(Dataset entries on figures)
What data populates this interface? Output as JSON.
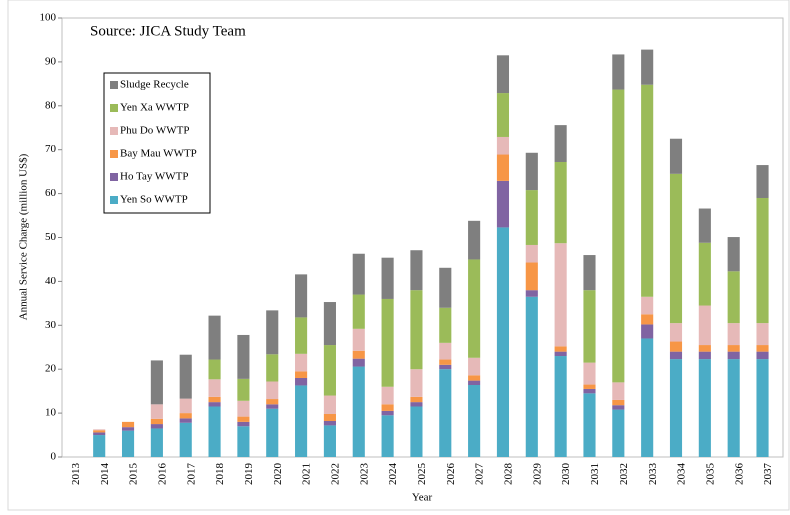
{
  "chart_data": {
    "type": "bar",
    "stacked": true,
    "annotation": "Source: JICA Study Team",
    "x_label": "Year",
    "y_label": "Annual Service Charge (million US$)",
    "categories": [
      "2013",
      "2014",
      "2015",
      "2016",
      "2017",
      "2018",
      "2019",
      "2020",
      "2021",
      "2022",
      "2023",
      "2024",
      "2025",
      "2026",
      "2027",
      "2028",
      "2029",
      "2030",
      "2031",
      "2032",
      "2033",
      "2034",
      "2035",
      "2036",
      "2037"
    ],
    "series": [
      {
        "name": "Yen So WWTP",
        "color": "#4bacc6",
        "values": [
          0,
          5,
          6,
          6.5,
          7.8,
          11.5,
          7,
          11,
          16.3,
          7.2,
          20.6,
          9.5,
          11.5,
          20,
          16.4,
          52.3,
          36.5,
          23,
          14.5,
          10.8,
          27,
          22.3,
          22.3,
          22.3,
          22.3
        ]
      },
      {
        "name": "Ho Tay WWTP",
        "color": "#8064a2",
        "values": [
          0,
          0.6,
          0.8,
          1,
          1,
          1,
          1,
          1,
          1.7,
          1,
          1.8,
          1,
          1,
          1,
          1,
          10.6,
          1.5,
          1,
          1,
          1,
          3.2,
          1.7,
          1.7,
          1.7,
          1.7
        ]
      },
      {
        "name": "Bay Mau WWTP",
        "color": "#f79646",
        "values": [
          0,
          0.5,
          1.2,
          1.2,
          1.2,
          1.2,
          1.2,
          1.2,
          1.5,
          1.6,
          1.8,
          1.5,
          1.2,
          1.2,
          1.2,
          6,
          6.3,
          1.2,
          1,
          1.2,
          2.3,
          2.3,
          1.5,
          1.5,
          1.5
        ]
      },
      {
        "name": "Phu Do WWTP",
        "color": "#e6b9b8",
        "values": [
          0,
          0.2,
          0,
          3.3,
          3.3,
          4,
          3.6,
          4,
          4,
          4.2,
          5,
          4,
          6.3,
          3.8,
          4,
          4,
          4,
          23.5,
          5,
          4,
          4,
          4.2,
          9,
          5,
          5
        ]
      },
      {
        "name": "Yen Xa WWTP",
        "color": "#9bbb59",
        "values": [
          0,
          0,
          0,
          0,
          0,
          4.5,
          5,
          6.2,
          8.3,
          11.5,
          7.8,
          20,
          18,
          8,
          22.4,
          10,
          12.5,
          18.5,
          16.5,
          66.7,
          48.3,
          34,
          14.3,
          11.8,
          28.5
        ]
      },
      {
        "name": "Sludge Recycle",
        "color": "#7f7f7f",
        "values": [
          0,
          0,
          0,
          10,
          10,
          10,
          10,
          10,
          9.8,
          9.8,
          9.3,
          9.4,
          9.1,
          9.1,
          8.8,
          8.6,
          8.5,
          8.4,
          8,
          8,
          8,
          8,
          7.8,
          7.8,
          7.5
        ]
      }
    ],
    "ylim": [
      0,
      100
    ],
    "yticks": [
      0,
      10,
      20,
      30,
      40,
      50,
      60,
      70,
      80,
      90,
      100
    ],
    "grid": false,
    "legend": "upper left"
  }
}
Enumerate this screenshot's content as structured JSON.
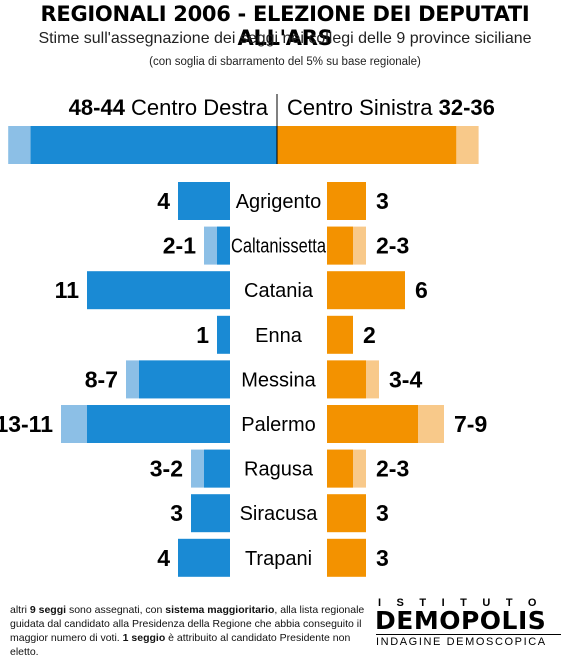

◆ **PROBLEM DETAILS**:
Extract all lines that hold the word "JSON".

◆ **RESULT OF THIS EXERCISE**:
What data populates this interface? Output as JSON.
Enumerate this screenshot's content as structured JSON.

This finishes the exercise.